• Input records:
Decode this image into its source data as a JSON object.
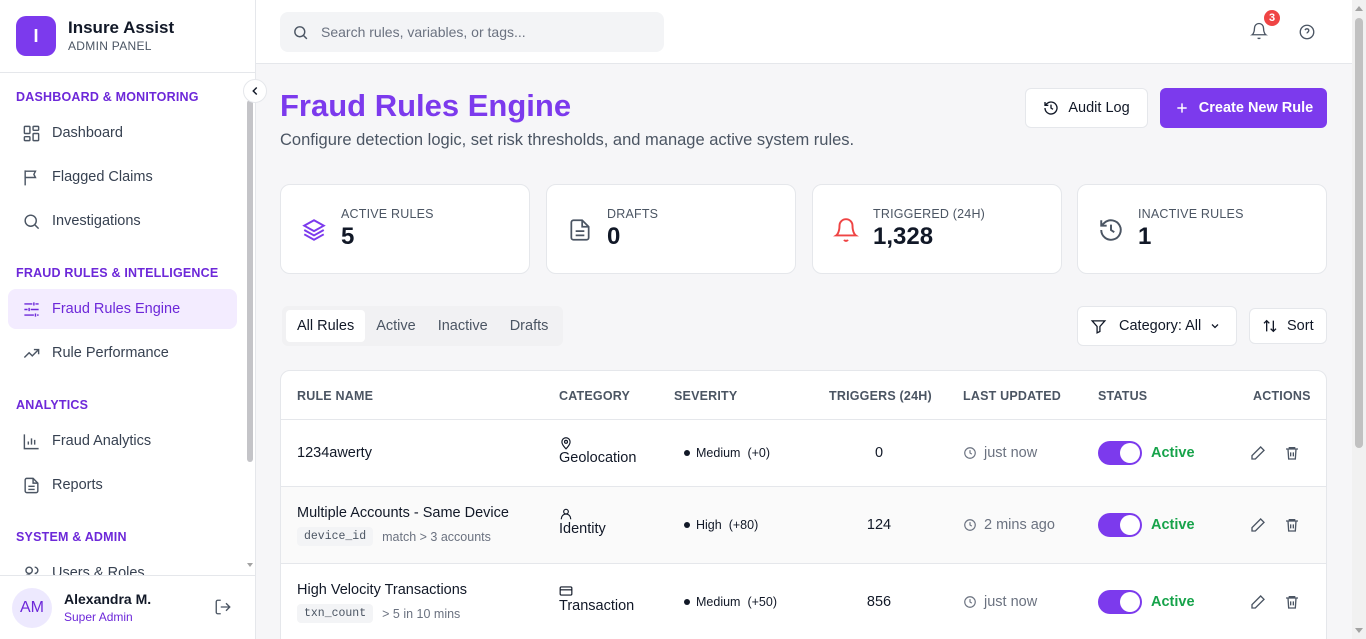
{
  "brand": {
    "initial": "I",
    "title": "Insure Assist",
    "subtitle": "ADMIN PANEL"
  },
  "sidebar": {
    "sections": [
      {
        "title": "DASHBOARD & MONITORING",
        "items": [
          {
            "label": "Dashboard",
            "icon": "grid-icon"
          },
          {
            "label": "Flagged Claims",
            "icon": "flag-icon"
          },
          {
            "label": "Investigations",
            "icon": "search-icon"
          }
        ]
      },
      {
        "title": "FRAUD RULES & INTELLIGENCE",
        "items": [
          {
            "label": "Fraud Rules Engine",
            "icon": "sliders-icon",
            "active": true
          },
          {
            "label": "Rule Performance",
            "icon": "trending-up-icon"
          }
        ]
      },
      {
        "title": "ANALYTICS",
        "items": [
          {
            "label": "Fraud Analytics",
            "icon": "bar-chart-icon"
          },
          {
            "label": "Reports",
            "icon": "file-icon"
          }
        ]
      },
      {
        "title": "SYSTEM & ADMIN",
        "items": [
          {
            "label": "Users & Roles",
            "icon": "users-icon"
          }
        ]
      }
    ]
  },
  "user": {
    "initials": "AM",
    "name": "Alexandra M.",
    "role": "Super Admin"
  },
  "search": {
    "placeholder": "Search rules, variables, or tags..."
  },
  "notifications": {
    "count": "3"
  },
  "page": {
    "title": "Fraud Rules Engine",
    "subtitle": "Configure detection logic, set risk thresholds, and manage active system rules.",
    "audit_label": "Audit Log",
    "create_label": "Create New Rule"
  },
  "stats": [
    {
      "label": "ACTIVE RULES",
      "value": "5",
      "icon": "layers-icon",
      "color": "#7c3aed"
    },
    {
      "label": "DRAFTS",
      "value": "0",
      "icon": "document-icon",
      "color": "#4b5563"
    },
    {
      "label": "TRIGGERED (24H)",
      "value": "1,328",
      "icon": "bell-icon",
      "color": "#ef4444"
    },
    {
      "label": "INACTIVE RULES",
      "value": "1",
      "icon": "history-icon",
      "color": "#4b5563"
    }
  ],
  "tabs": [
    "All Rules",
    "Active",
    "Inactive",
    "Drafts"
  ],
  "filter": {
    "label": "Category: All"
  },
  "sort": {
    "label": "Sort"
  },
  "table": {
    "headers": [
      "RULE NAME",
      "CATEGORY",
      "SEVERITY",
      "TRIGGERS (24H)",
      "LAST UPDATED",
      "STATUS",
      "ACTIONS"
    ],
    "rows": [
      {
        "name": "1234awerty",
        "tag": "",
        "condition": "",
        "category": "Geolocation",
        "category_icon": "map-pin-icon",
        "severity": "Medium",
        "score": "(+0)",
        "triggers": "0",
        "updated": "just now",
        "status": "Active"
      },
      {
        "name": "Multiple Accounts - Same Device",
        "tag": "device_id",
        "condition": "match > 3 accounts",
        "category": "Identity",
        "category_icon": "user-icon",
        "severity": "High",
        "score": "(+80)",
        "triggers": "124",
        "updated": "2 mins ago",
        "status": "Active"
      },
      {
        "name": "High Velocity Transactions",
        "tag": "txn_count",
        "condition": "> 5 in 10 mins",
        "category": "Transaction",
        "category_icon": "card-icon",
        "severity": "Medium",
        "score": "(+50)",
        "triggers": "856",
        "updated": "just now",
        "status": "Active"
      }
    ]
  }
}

• Short problem: Return each line of the data, keeping its wording exact and omitting pictures.

• Full solution:
Decode this image into its source data as a JSON object.
{
  "brand": {
    "initial": "I",
    "title": "Insure Assist",
    "subtitle": "ADMIN PANEL"
  },
  "sidebar": {
    "sections": [
      {
        "title": "DASHBOARD & MONITORING",
        "items": [
          {
            "label": "Dashboard",
            "icon": "grid-icon"
          },
          {
            "label": "Flagged Claims",
            "icon": "flag-icon"
          },
          {
            "label": "Investigations",
            "icon": "search-icon"
          }
        ]
      },
      {
        "title": "FRAUD RULES & INTELLIGENCE",
        "items": [
          {
            "label": "Fraud Rules Engine",
            "icon": "sliders-icon",
            "active": true
          },
          {
            "label": "Rule Performance",
            "icon": "trending-up-icon"
          }
        ]
      },
      {
        "title": "ANALYTICS",
        "items": [
          {
            "label": "Fraud Analytics",
            "icon": "bar-chart-icon"
          },
          {
            "label": "Reports",
            "icon": "file-icon"
          }
        ]
      },
      {
        "title": "SYSTEM & ADMIN",
        "items": [
          {
            "label": "Users & Roles",
            "icon": "users-icon"
          }
        ]
      }
    ]
  },
  "user": {
    "initials": "AM",
    "name": "Alexandra M.",
    "role": "Super Admin"
  },
  "search": {
    "placeholder": "Search rules, variables, or tags..."
  },
  "notifications": {
    "count": "3"
  },
  "page": {
    "title": "Fraud Rules Engine",
    "subtitle": "Configure detection logic, set risk thresholds, and manage active system rules.",
    "audit_label": "Audit Log",
    "create_label": "Create New Rule"
  },
  "stats": [
    {
      "label": "ACTIVE RULES",
      "value": "5",
      "icon": "layers-icon",
      "color": "#7c3aed"
    },
    {
      "label": "DRAFTS",
      "value": "0",
      "icon": "document-icon",
      "color": "#4b5563"
    },
    {
      "label": "TRIGGERED (24H)",
      "value": "1,328",
      "icon": "bell-icon",
      "color": "#ef4444"
    },
    {
      "label": "INACTIVE RULES",
      "value": "1",
      "icon": "history-icon",
      "color": "#4b5563"
    }
  ],
  "tabs": [
    "All Rules",
    "Active",
    "Inactive",
    "Drafts"
  ],
  "filter": {
    "label": "Category: All"
  },
  "sort": {
    "label": "Sort"
  },
  "table": {
    "headers": [
      "RULE NAME",
      "CATEGORY",
      "SEVERITY",
      "TRIGGERS (24H)",
      "LAST UPDATED",
      "STATUS",
      "ACTIONS"
    ],
    "rows": [
      {
        "name": "1234awerty",
        "tag": "",
        "condition": "",
        "category": "Geolocation",
        "category_icon": "map-pin-icon",
        "severity": "Medium",
        "score": "(+0)",
        "triggers": "0",
        "updated": "just now",
        "status": "Active"
      },
      {
        "name": "Multiple Accounts - Same Device",
        "tag": "device_id",
        "condition": "match > 3 accounts",
        "category": "Identity",
        "category_icon": "user-icon",
        "severity": "High",
        "score": "(+80)",
        "triggers": "124",
        "updated": "2 mins ago",
        "status": "Active"
      },
      {
        "name": "High Velocity Transactions",
        "tag": "txn_count",
        "condition": "> 5 in 10 mins",
        "category": "Transaction",
        "category_icon": "card-icon",
        "severity": "Medium",
        "score": "(+50)",
        "triggers": "856",
        "updated": "just now",
        "status": "Active"
      }
    ]
  }
}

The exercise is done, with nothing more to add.